### Figure dataset records
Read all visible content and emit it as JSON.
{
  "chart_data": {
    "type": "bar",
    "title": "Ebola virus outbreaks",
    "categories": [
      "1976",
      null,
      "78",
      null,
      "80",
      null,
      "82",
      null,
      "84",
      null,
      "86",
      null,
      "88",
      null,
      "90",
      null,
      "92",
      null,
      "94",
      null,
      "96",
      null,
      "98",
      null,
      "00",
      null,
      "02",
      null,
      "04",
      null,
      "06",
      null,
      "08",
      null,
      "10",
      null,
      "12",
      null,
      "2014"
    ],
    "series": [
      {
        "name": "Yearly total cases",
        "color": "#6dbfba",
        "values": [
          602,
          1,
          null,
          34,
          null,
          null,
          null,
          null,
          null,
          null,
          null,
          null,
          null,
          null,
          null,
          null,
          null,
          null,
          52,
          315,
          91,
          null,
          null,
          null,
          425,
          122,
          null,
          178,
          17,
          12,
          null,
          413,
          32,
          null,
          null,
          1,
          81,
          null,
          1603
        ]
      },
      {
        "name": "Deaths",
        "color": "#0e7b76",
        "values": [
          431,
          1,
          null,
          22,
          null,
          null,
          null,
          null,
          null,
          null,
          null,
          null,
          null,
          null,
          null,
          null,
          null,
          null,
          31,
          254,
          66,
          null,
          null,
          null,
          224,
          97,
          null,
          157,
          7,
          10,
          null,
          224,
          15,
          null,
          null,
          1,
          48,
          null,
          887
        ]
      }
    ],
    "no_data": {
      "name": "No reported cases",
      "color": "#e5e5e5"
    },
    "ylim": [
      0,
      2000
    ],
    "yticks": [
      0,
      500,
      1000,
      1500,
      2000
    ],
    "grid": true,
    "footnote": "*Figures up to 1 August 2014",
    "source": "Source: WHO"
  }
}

### ASSIGNMENT
Each line of the data is to be restated exactly.

### SOLUTION
Read all visible content and emit it as JSON.
{
  "chart_data": {
    "type": "bar",
    "title": "Ebola virus outbreaks",
    "categories": [
      "1976",
      null,
      "78",
      null,
      "80",
      null,
      "82",
      null,
      "84",
      null,
      "86",
      null,
      "88",
      null,
      "90",
      null,
      "92",
      null,
      "94",
      null,
      "96",
      null,
      "98",
      null,
      "00",
      null,
      "02",
      null,
      "04",
      null,
      "06",
      null,
      "08",
      null,
      "10",
      null,
      "12",
      null,
      "2014"
    ],
    "series": [
      {
        "name": "Yearly total cases",
        "color": "#6dbfba",
        "values": [
          602,
          1,
          null,
          34,
          null,
          null,
          null,
          null,
          null,
          null,
          null,
          null,
          null,
          null,
          null,
          null,
          null,
          null,
          52,
          315,
          91,
          null,
          null,
          null,
          425,
          122,
          null,
          178,
          17,
          12,
          null,
          413,
          32,
          null,
          null,
          1,
          81,
          null,
          1603
        ]
      },
      {
        "name": "Deaths",
        "color": "#0e7b76",
        "values": [
          431,
          1,
          null,
          22,
          null,
          null,
          null,
          null,
          null,
          null,
          null,
          null,
          null,
          null,
          null,
          null,
          null,
          null,
          31,
          254,
          66,
          null,
          null,
          null,
          224,
          97,
          null,
          157,
          7,
          10,
          null,
          224,
          15,
          null,
          null,
          1,
          48,
          null,
          887
        ]
      }
    ],
    "no_data": {
      "name": "No reported cases",
      "color": "#e5e5e5"
    },
    "ylim": [
      0,
      2000
    ],
    "yticks": [
      0,
      500,
      1000,
      1500,
      2000
    ],
    "grid": true,
    "footnote": "*Figures up to 1 August 2014",
    "source": "Source: WHO"
  }
}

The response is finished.